[Data entries]
# # # # # # #

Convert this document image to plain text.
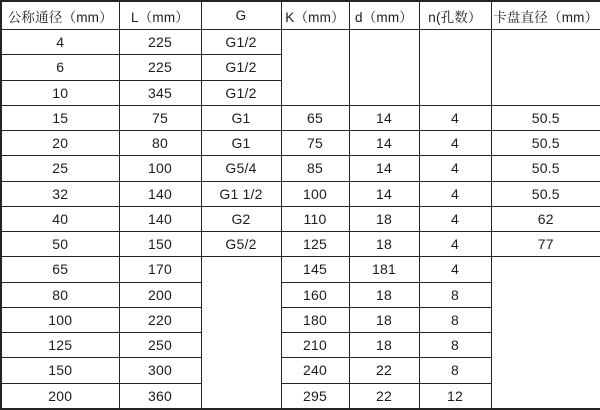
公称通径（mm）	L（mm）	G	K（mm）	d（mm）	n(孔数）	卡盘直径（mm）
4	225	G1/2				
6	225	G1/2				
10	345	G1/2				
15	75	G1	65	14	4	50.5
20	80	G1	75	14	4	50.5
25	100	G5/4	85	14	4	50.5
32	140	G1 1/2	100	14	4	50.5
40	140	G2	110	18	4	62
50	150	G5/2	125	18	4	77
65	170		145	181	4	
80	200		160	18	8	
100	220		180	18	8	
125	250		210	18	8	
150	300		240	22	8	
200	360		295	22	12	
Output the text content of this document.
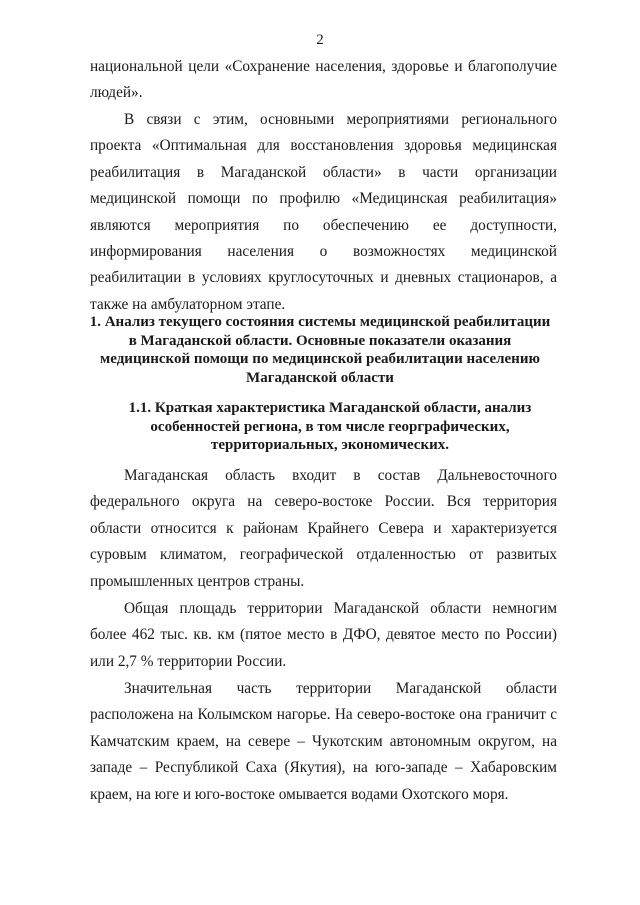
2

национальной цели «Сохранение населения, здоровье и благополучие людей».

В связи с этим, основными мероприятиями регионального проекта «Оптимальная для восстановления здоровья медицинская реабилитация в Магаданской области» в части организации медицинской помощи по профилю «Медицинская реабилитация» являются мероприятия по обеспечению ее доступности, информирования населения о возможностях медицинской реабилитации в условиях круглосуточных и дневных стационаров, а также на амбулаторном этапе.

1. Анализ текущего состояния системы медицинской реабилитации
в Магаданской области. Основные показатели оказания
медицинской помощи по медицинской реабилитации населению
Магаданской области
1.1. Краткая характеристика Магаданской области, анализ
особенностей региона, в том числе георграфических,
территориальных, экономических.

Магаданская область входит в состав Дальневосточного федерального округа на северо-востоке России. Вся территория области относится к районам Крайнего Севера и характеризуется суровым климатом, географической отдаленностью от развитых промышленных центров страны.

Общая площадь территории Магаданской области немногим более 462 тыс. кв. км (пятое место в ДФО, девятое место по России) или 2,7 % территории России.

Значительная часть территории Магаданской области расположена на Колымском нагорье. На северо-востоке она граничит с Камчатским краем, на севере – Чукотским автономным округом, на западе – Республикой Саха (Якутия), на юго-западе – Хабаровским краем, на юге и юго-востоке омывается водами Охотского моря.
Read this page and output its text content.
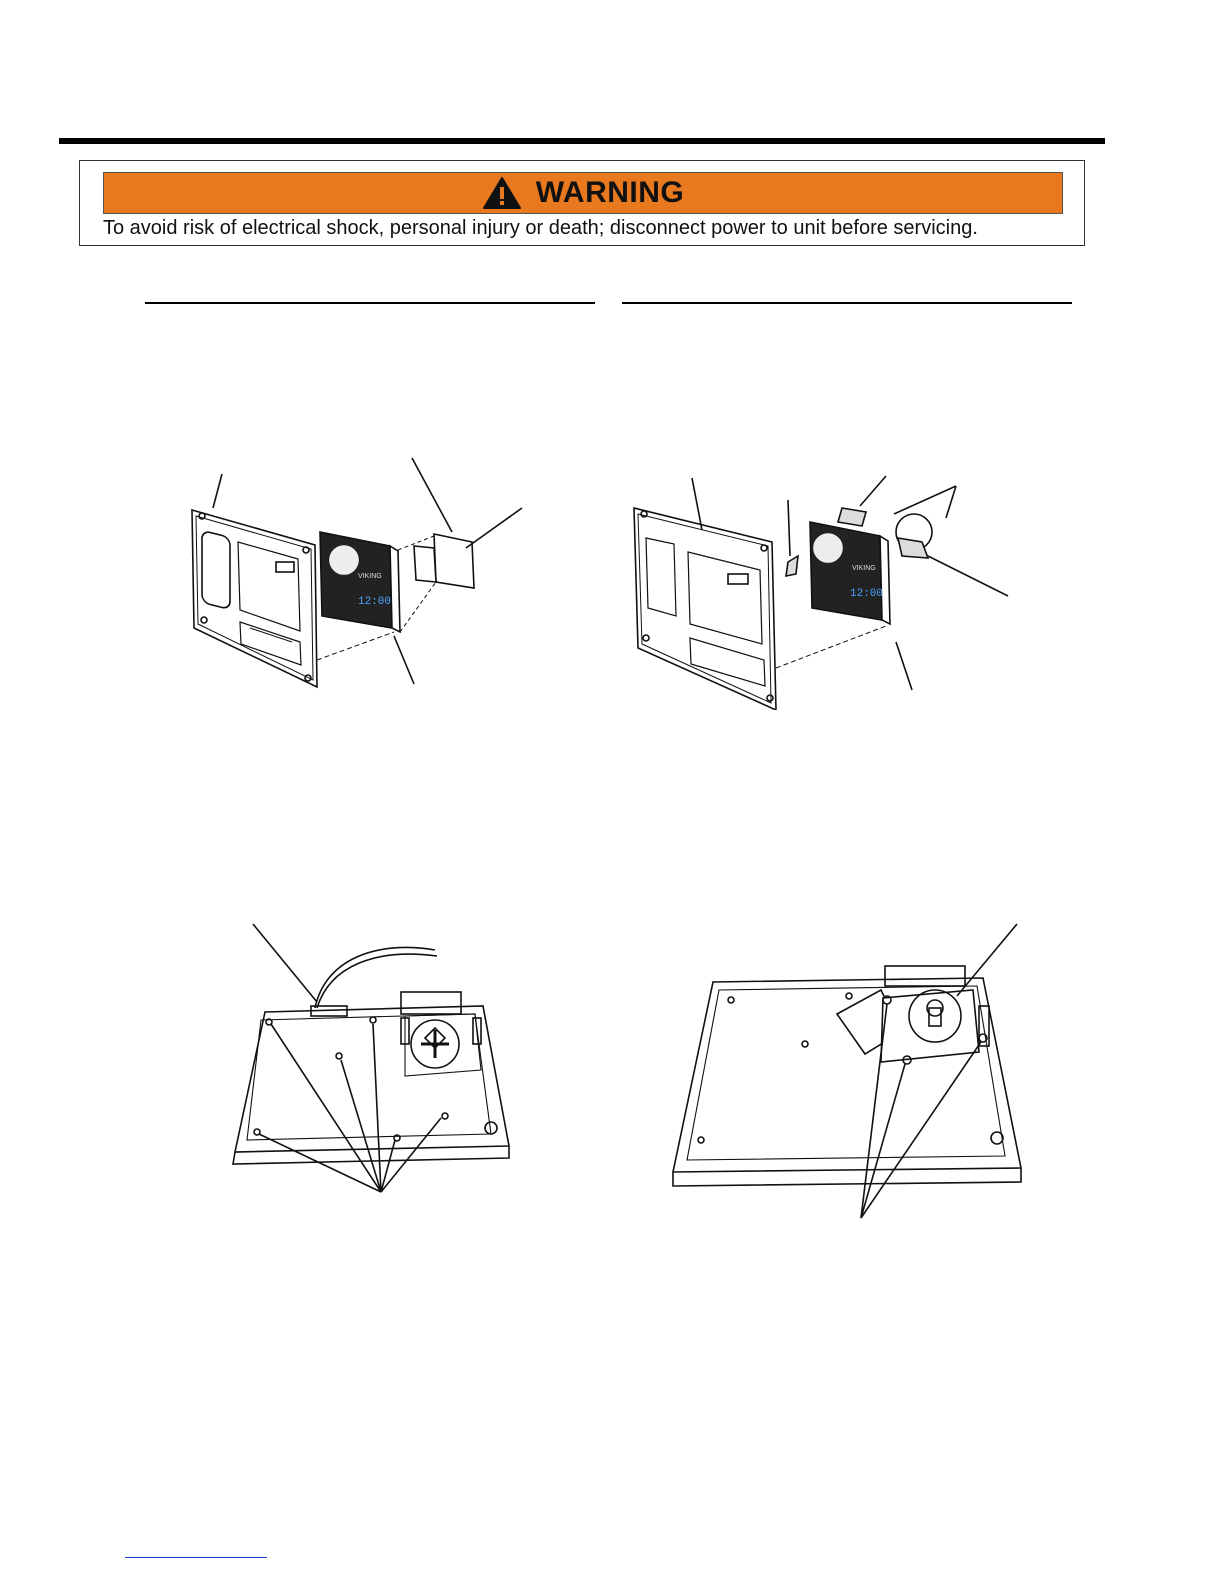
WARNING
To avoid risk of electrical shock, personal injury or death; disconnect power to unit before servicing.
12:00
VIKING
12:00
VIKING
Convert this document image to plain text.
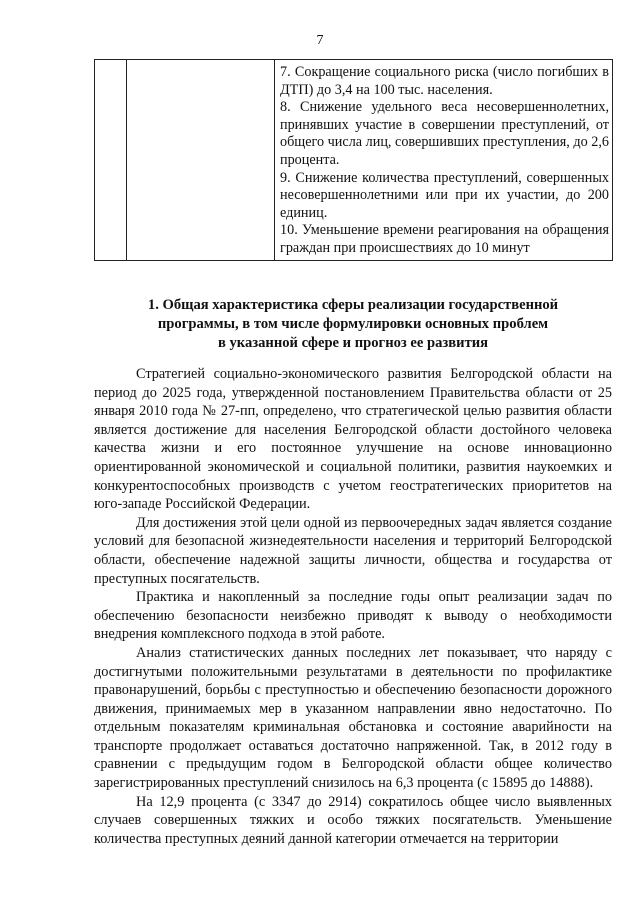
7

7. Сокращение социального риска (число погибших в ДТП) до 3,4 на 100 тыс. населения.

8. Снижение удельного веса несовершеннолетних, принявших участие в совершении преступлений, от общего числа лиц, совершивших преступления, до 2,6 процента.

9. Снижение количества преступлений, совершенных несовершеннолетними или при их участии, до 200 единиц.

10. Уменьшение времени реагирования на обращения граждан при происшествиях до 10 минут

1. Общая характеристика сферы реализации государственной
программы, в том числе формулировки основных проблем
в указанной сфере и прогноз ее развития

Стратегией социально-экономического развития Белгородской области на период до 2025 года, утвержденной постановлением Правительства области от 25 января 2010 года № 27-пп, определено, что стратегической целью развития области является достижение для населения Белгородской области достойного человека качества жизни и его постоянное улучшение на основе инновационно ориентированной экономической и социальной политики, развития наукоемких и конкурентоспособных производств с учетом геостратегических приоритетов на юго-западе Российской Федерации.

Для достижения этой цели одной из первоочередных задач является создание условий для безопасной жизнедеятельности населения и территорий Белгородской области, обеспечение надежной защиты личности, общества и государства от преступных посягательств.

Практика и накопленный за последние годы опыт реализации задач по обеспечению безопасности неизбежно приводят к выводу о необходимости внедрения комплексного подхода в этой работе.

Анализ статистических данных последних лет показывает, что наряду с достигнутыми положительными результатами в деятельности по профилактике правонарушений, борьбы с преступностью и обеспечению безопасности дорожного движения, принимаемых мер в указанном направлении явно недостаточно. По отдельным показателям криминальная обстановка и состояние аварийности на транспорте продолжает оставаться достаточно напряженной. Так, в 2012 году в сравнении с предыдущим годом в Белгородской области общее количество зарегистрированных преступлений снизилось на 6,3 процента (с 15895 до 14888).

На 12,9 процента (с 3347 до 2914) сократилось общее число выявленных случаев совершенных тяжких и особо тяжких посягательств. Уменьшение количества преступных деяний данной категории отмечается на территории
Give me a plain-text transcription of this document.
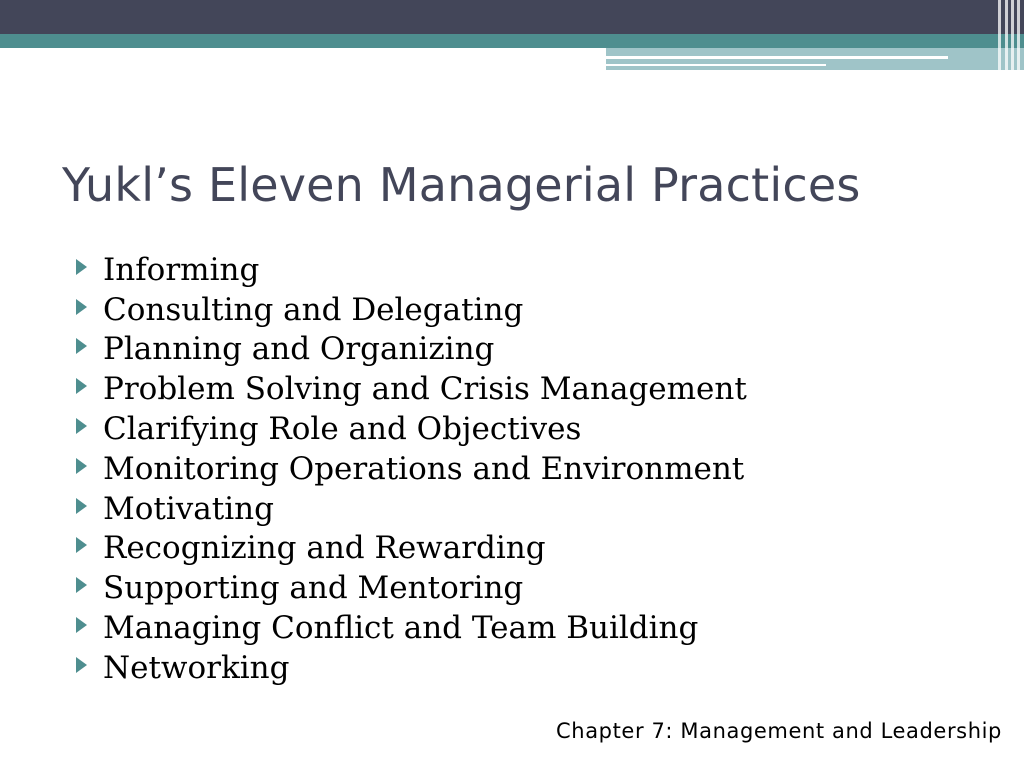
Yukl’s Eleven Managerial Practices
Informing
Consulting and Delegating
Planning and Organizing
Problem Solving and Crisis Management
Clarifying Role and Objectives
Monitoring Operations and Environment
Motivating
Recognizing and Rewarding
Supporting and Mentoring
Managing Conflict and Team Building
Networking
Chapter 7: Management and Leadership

# # # # # # #

**Your task**:
Can the entries above be repeated exactly, without their pictures?

**Task answer**:
Convert this document image to plain text.
公称通径（mm）	L（mm）	G	K（mm）	d（mm）	n(孔数）	卡盘直径（mm）
4	225	G1/2				
6	225	G1/2				
10	345	G1/2				
15	75	G1	65	14	4	50.5
20	80	G1	75	14	4	50.5
25	100	G5/4	85	14	4	50.5
32	140	G1 1/2	100	14	4	50.5
40	140	G2	110	18	4	62
50	150	G5/2	125	18	4	77
65	170		145	181	4	
80	200		160	18	8	
100	220		180	18	8	
125	250		210	18	8	
150	300		240	22	8	
200	360		295	22	12	
Output the text content of this document.
2

национальной цели «Сохранение населения, здоровье и благополучие людей».

В связи с этим, основными мероприятиями регионального проекта «Оптимальная для восстановления здоровья медицинская реабилитация в Магаданской области» в части организации медицинской помощи по профилю «Медицинская реабилитация» являются мероприятия по обеспечению ее доступности, информирования населения о возможностях медицинской реабилитации в условиях круглосуточных и дневных стационаров, а также на амбулаторном этапе.

1. Анализ текущего состояния системы медицинской реабилитации
в Магаданской области. Основные показатели оказания
медицинской помощи по медицинской реабилитации населению
Магаданской области
1.1. Краткая характеристика Магаданской области, анализ
особенностей региона, в том числе георграфических,
территориальных, экономических.

Магаданская область входит в состав Дальневосточного федерального округа на северо-востоке России. Вся территория области относится к районам Крайнего Севера и характеризуется суровым климатом, географической отдаленностью от развитых промышленных центров страны.

Общая площадь территории Магаданской области немногим более 462 тыс. кв. км (пятое место в ДФО, девятое место по России) или 2,7 % территории России.

Значительная часть территории Магаданской области расположена на Колымском нагорье. На северо-востоке она граничит с Камчатским краем, на севере – Чукотским автономным округом, на западе – Республикой Саха (Якутия), на юго-западе – Хабаровским краем, на юге и юго-востоке омывается водами Охотского моря.
Read this page and output its text content.
WARNING
To avoid risk of electrical shock, personal injury or death; disconnect power to unit before servicing.
12:00
VIKING
12:00
VIKING
Convert this document image to plain text.
7

7. Сокращение социального риска (число погибших в ДТП) до 3,4 на 100 тыс. населения.

8. Снижение удельного веса несовершеннолетних, принявших участие в совершении преступлений, от общего числа лиц, совершивших преступления, до 2,6 процента.

9. Снижение количества преступлений, совершенных несовершеннолетними или при их участии, до 200 единиц.

10. Уменьшение времени реагирования на обращения граждан при происшествиях до 10 минут

1. Общая характеристика сферы реализации государственной
программы, в том числе формулировки основных проблем
в указанной сфере и прогноз ее развития

Стратегией социально-экономического развития Белгородской области на период до 2025 года, утвержденной постановлением Правительства области от 25 января 2010 года № 27-пп, определено, что стратегической целью развития области является достижение для населения Белгородской области достойного человека качества жизни и его постоянное улучшение на основе инновационно ориентированной экономической и социальной политики, развития наукоемких и конкурентоспособных производств с учетом геостратегических приоритетов на юго-западе Российской Федерации.

Для достижения этой цели одной из первоочередных задач является создание условий для безопасной жизнедеятельности населения и территорий Белгородской области, обеспечение надежной защиты личности, общества и государства от преступных посягательств.

Практика и накопленный за последние годы опыт реализации задач по обеспечению безопасности неизбежно приводят к выводу о необходимости внедрения комплексного подхода в этой работе.

Анализ статистических данных последних лет показывает, что наряду с достигнутыми положительными результатами в деятельности по профилактике правонарушений, борьбы с преступностью и обеспечению безопасности дорожного движения, принимаемых мер в указанном направлении явно недостаточно. По отдельным показателям криминальная обстановка и состояние аварийности на транспорте продолжает оставаться достаточно напряженной. Так, в 2012 году в сравнении с предыдущим годом в Белгородской области общее количество зарегистрированных преступлений снизилось на 6,3 процента (с 15895 до 14888).

На 12,9 процента (с 3347 до 2914) сократилось общее число выявленных случаев совершенных тяжких и особо тяжких посягательств. Уменьшение количества преступных деяний данной категории отмечается на территории
Give me a plain-text transcription of this document.
Yukl’s Eleven Managerial Practices
Informing
Consulting and Delegating
Planning and Organizing
Problem Solving and Crisis Management
Clarifying Role and Objectives
Monitoring Operations and Environment
Motivating
Recognizing and Rewarding
Supporting and Mentoring
Managing Conflict and Team Building
Networking
Chapter 7: Management and Leadership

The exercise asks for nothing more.